## [WHAT THE TASK ASKS]
Leave out the images; return the rest of the data exactly.

Dataset entries
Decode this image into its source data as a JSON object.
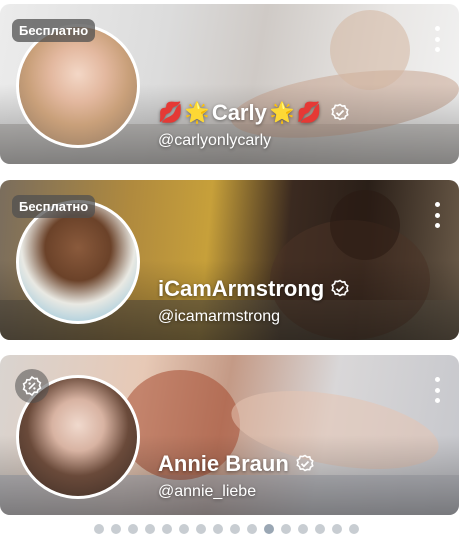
{
  "cards": [
    {
      "badge": "Бесплатно",
      "name": "Carly",
      "name_prefix_emojis": [
        "💋",
        "🌟"
      ],
      "name_suffix_emojis": [
        "🌟",
        "💋"
      ],
      "handle": "@carlyonlycarly",
      "verified_icon": "verified-badge-icon",
      "menu_icon": "more-vertical-icon"
    },
    {
      "badge": "Бесплатно",
      "name": "iCamArmstrong",
      "handle": "@icamarmstrong",
      "verified_icon": "verified-badge-icon",
      "menu_icon": "more-vertical-icon"
    },
    {
      "badge_icon": "discount-badge-icon",
      "name": "Annie Braun",
      "handle": "@annie_liebe",
      "verified_icon": "verified-badge-icon",
      "menu_icon": "more-vertical-icon"
    }
  ],
  "pagination": {
    "total": 16,
    "active_index": 10
  },
  "colors": {
    "dot": "#c8cdd2",
    "dot_active": "#9aa7b4",
    "badge_bg": "#505050"
  }
}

## [OUTPUT FOR THIS TASK]
Decode this image into its source data as a JSON object.
{
  "cards": [
    {
      "badge": "Бесплатно",
      "name": "Carly",
      "name_prefix_emojis": [
        "💋",
        "🌟"
      ],
      "name_suffix_emojis": [
        "🌟",
        "💋"
      ],
      "handle": "@carlyonlycarly",
      "verified_icon": "verified-badge-icon",
      "menu_icon": "more-vertical-icon"
    },
    {
      "badge": "Бесплатно",
      "name": "iCamArmstrong",
      "handle": "@icamarmstrong",
      "verified_icon": "verified-badge-icon",
      "menu_icon": "more-vertical-icon"
    },
    {
      "badge_icon": "discount-badge-icon",
      "name": "Annie Braun",
      "handle": "@annie_liebe",
      "verified_icon": "verified-badge-icon",
      "menu_icon": "more-vertical-icon"
    }
  ],
  "pagination": {
    "total": 16,
    "active_index": 10
  },
  "colors": {
    "dot": "#c8cdd2",
    "dot_active": "#9aa7b4",
    "badge_bg": "#505050"
  }
}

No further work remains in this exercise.